# WHAT THE TASK ASKS:
Do not carry the pictures over; copy every other part of the entries exactly.

[Stored records]
###

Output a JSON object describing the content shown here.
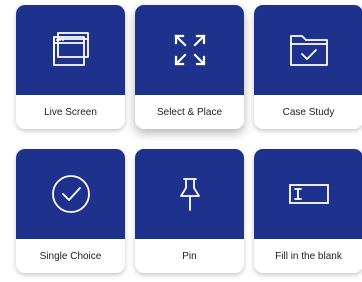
{
  "theme": {
    "tile_color": "#1e318c",
    "icon_color": "#ffffff",
    "label_color": "#222222"
  },
  "cards": [
    {
      "label": "Live Screen",
      "icon": "browser-window-icon"
    },
    {
      "label": "Select & Place",
      "icon": "expand-arrows-icon"
    },
    {
      "label": "Case Study",
      "icon": "folder-check-icon"
    },
    {
      "label": "Single Choice",
      "icon": "circle-check-icon"
    },
    {
      "label": "Pin",
      "icon": "pushpin-icon"
    },
    {
      "label": "Fill in the blank",
      "icon": "text-field-icon"
    }
  ]
}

###

# THE ANSWER:
Output a JSON object describing the content shown here.
{
  "theme": {
    "tile_color": "#1e318c",
    "icon_color": "#ffffff",
    "label_color": "#222222"
  },
  "cards": [
    {
      "label": "Live Screen",
      "icon": "browser-window-icon"
    },
    {
      "label": "Select & Place",
      "icon": "expand-arrows-icon"
    },
    {
      "label": "Case Study",
      "icon": "folder-check-icon"
    },
    {
      "label": "Single Choice",
      "icon": "circle-check-icon"
    },
    {
      "label": "Pin",
      "icon": "pushpin-icon"
    },
    {
      "label": "Fill in the blank",
      "icon": "text-field-icon"
    }
  ]
}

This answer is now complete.